[Records excerpted from a collection]
·····
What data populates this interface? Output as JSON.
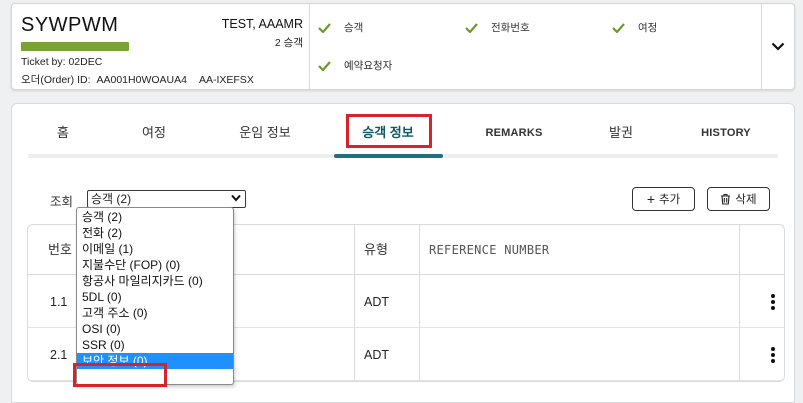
{
  "booking": {
    "pnr": "SYWPWM",
    "ticket_by": "Ticket by: 02DEC",
    "order_label": "오더(Order) ID:",
    "order_id": "AA001H0WOAUA4",
    "order_ref": "AA-IXEFSX",
    "passenger_name": "TEST, AAAMR",
    "passenger_count": "2 승객",
    "status_color": "#7aa335",
    "checks": [
      "승객",
      "전화번호",
      "여정",
      "예약요청자"
    ]
  },
  "tabs": [
    {
      "label": "홈"
    },
    {
      "label": "여정"
    },
    {
      "label": "운임 정보"
    },
    {
      "label": "승객 정보",
      "active": true
    },
    {
      "label": "REMARKS"
    },
    {
      "label": "발권"
    },
    {
      "label": "HISTORY"
    }
  ],
  "lookup": {
    "label": "조회",
    "selected": "승객 (2)",
    "options": [
      "승객 (2)",
      "전화 (2)",
      "이메일 (1)",
      "지불수단 (FOP) (0)",
      "항공사 마일리지카드 (0)",
      "5DL (0)",
      "고객 주소 (0)",
      "OSI (0)",
      "SSR (0)",
      "보안 정보 (0)"
    ],
    "highlighted_option": "보안 정보 (0)"
  },
  "actions": {
    "add": "추가",
    "delete": "삭제"
  },
  "table": {
    "headers": {
      "number": "번호",
      "type": "유형",
      "reference": "REFERENCE NUMBER"
    },
    "rows": [
      {
        "number": "1.1",
        "type": "ADT"
      },
      {
        "number": "2.1",
        "type": "ADT"
      }
    ]
  },
  "colors": {
    "accent": "#1f6f7d",
    "highlight": "#d8232a",
    "check": "#6a9a2c",
    "selected": "#1e90ff"
  }
}
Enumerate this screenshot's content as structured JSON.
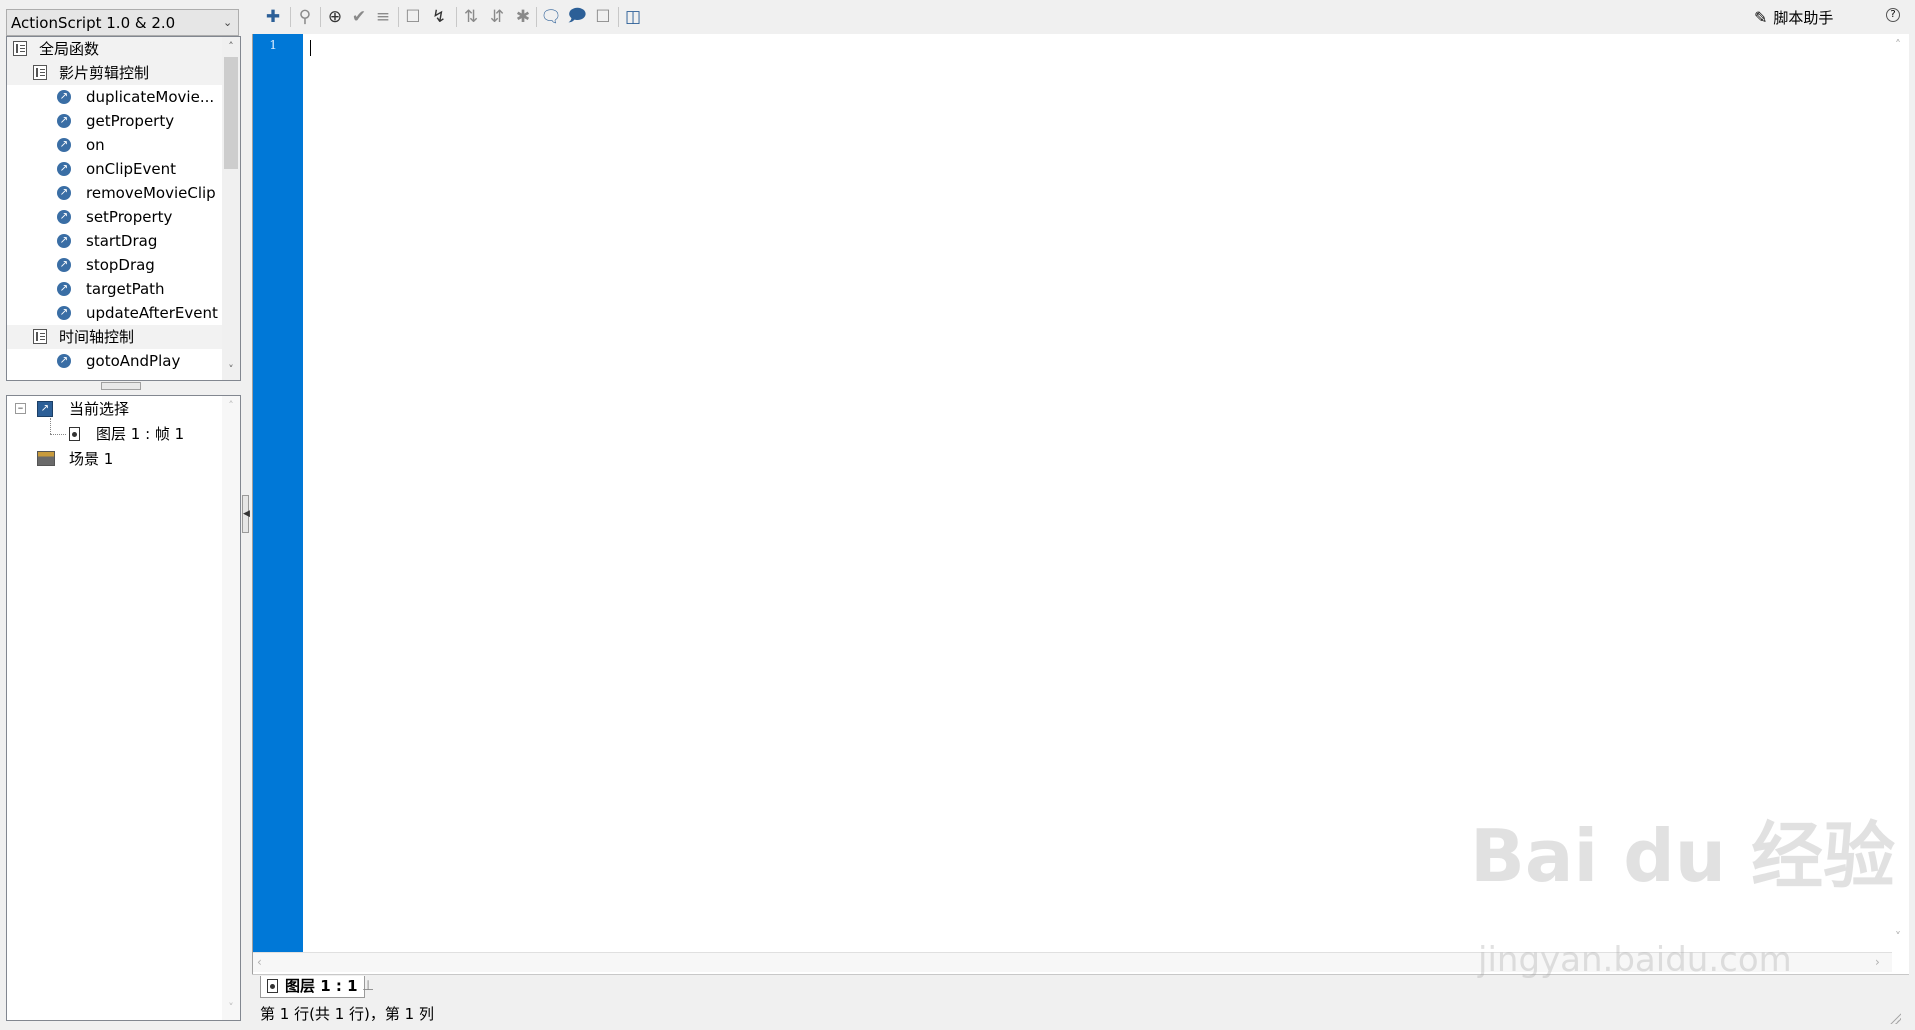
{
  "toolbox": {
    "language": "ActionScript 1.0 & 2.0",
    "items": [
      {
        "label": "全局函数",
        "kind": "category",
        "level": 0
      },
      {
        "label": "影片剪辑控制",
        "kind": "category",
        "level": 1
      },
      {
        "label": "duplicateMovie...",
        "kind": "function",
        "level": 2
      },
      {
        "label": "getProperty",
        "kind": "function",
        "level": 2
      },
      {
        "label": "on",
        "kind": "function",
        "level": 2
      },
      {
        "label": "onClipEvent",
        "kind": "function",
        "level": 2
      },
      {
        "label": "removeMovieClip",
        "kind": "function",
        "level": 2
      },
      {
        "label": "setProperty",
        "kind": "function",
        "level": 2
      },
      {
        "label": "startDrag",
        "kind": "function",
        "level": 2
      },
      {
        "label": "stopDrag",
        "kind": "function",
        "level": 2
      },
      {
        "label": "targetPath",
        "kind": "function",
        "level": 2
      },
      {
        "label": "updateAfterEvent",
        "kind": "function",
        "level": 2
      },
      {
        "label": "时间轴控制",
        "kind": "category",
        "level": 1
      },
      {
        "label": "gotoAndPlay",
        "kind": "function",
        "level": 2
      }
    ]
  },
  "navigator": {
    "current_selection": "当前选择",
    "frame": "图层 1 : 帧 1",
    "scene": "场景 1"
  },
  "toolbar": {
    "assistant_label": "脚本助手",
    "buttons": [
      "add-icon",
      "find-icon",
      "target-icon",
      "check-syntax-icon",
      "auto-format-icon",
      "code-hint-icon",
      "debug-icon",
      "collapse-braces-icon",
      "collapse-selection-icon",
      "expand-all-icon",
      "block-comment-icon",
      "line-comment-icon",
      "uncomment-icon",
      "panel-icon"
    ]
  },
  "editor": {
    "line_numbers": [
      "1"
    ],
    "gutter_color": "#0078d7"
  },
  "tab": {
    "label": "图层 1 : 1"
  },
  "status": {
    "text": "第 1 行(共 1 行)，第 1 列"
  },
  "watermark": {
    "brand": "Bai du 经验",
    "url": "jingyan.baidu.com"
  }
}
·····
## [Instructions to follow]
Using the records above, output their complete text exactly, minus any images.

## [Task result]
What data populates this interface? Output as JSON.
{
  "booking": {
    "pnr": "SYWPWM",
    "ticket_by": "Ticket by: 02DEC",
    "order_label": "오더(Order) ID:",
    "order_id": "AA001H0WOAUA4",
    "order_ref": "AA-IXEFSX",
    "passenger_name": "TEST, AAAMR",
    "passenger_count": "2 승객",
    "status_color": "#7aa335",
    "checks": [
      "승객",
      "전화번호",
      "여정",
      "예약요청자"
    ]
  },
  "tabs": [
    {
      "label": "홈"
    },
    {
      "label": "여정"
    },
    {
      "label": "운임 정보"
    },
    {
      "label": "승객 정보",
      "active": true
    },
    {
      "label": "REMARKS"
    },
    {
      "label": "발권"
    },
    {
      "label": "HISTORY"
    }
  ],
  "lookup": {
    "label": "조회",
    "selected": "승객 (2)",
    "options": [
      "승객 (2)",
      "전화 (2)",
      "이메일 (1)",
      "지불수단 (FOP) (0)",
      "항공사 마일리지카드 (0)",
      "5DL (0)",
      "고객 주소 (0)",
      "OSI (0)",
      "SSR (0)",
      "보안 정보 (0)"
    ],
    "highlighted_option": "보안 정보 (0)"
  },
  "actions": {
    "add": "추가",
    "delete": "삭제"
  },
  "table": {
    "headers": {
      "number": "번호",
      "type": "유형",
      "reference": "REFERENCE NUMBER"
    },
    "rows": [
      {
        "number": "1.1",
        "type": "ADT"
      },
      {
        "number": "2.1",
        "type": "ADT"
      }
    ]
  },
  "colors": {
    "accent": "#1f6f7d",
    "highlight": "#d8232a",
    "check": "#6a9a2c",
    "selected": "#1e90ff"
  }
}
Enumerate this screenshot's content as structured JSON.
{
  "toolbox": {
    "language": "ActionScript 1.0 & 2.0",
    "items": [
      {
        "label": "全局函数",
        "kind": "category",
        "level": 0
      },
      {
        "label": "影片剪辑控制",
        "kind": "category",
        "level": 1
      },
      {
        "label": "duplicateMovie...",
        "kind": "function",
        "level": 2
      },
      {
        "label": "getProperty",
        "kind": "function",
        "level": 2
      },
      {
        "label": "on",
        "kind": "function",
        "level": 2
      },
      {
        "label": "onClipEvent",
        "kind": "function",
        "level": 2
      },
      {
        "label": "removeMovieClip",
        "kind": "function",
        "level": 2
      },
      {
        "label": "setProperty",
        "kind": "function",
        "level": 2
      },
      {
        "label": "startDrag",
        "kind": "function",
        "level": 2
      },
      {
        "label": "stopDrag",
        "kind": "function",
        "level": 2
      },
      {
        "label": "targetPath",
        "kind": "function",
        "level": 2
      },
      {
        "label": "updateAfterEvent",
        "kind": "function",
        "level": 2
      },
      {
        "label": "时间轴控制",
        "kind": "category",
        "level": 1
      },
      {
        "label": "gotoAndPlay",
        "kind": "function",
        "level": 2
      }
    ]
  },
  "navigator": {
    "current_selection": "当前选择",
    "frame": "图层 1 : 帧 1",
    "scene": "场景 1"
  },
  "toolbar": {
    "assistant_label": "脚本助手",
    "buttons": [
      "add-icon",
      "find-icon",
      "target-icon",
      "check-syntax-icon",
      "auto-format-icon",
      "code-hint-icon",
      "debug-icon",
      "collapse-braces-icon",
      "collapse-selection-icon",
      "expand-all-icon",
      "block-comment-icon",
      "line-comment-icon",
      "uncomment-icon",
      "panel-icon"
    ]
  },
  "editor": {
    "line_numbers": [
      "1"
    ],
    "gutter_color": "#0078d7"
  },
  "tab": {
    "label": "图层 1 : 1"
  },
  "status": {
    "text": "第 1 行(共 1 行)，第 1 列"
  },
  "watermark": {
    "brand": "Bai du 经验",
    "url": "jingyan.baidu.com"
  }
}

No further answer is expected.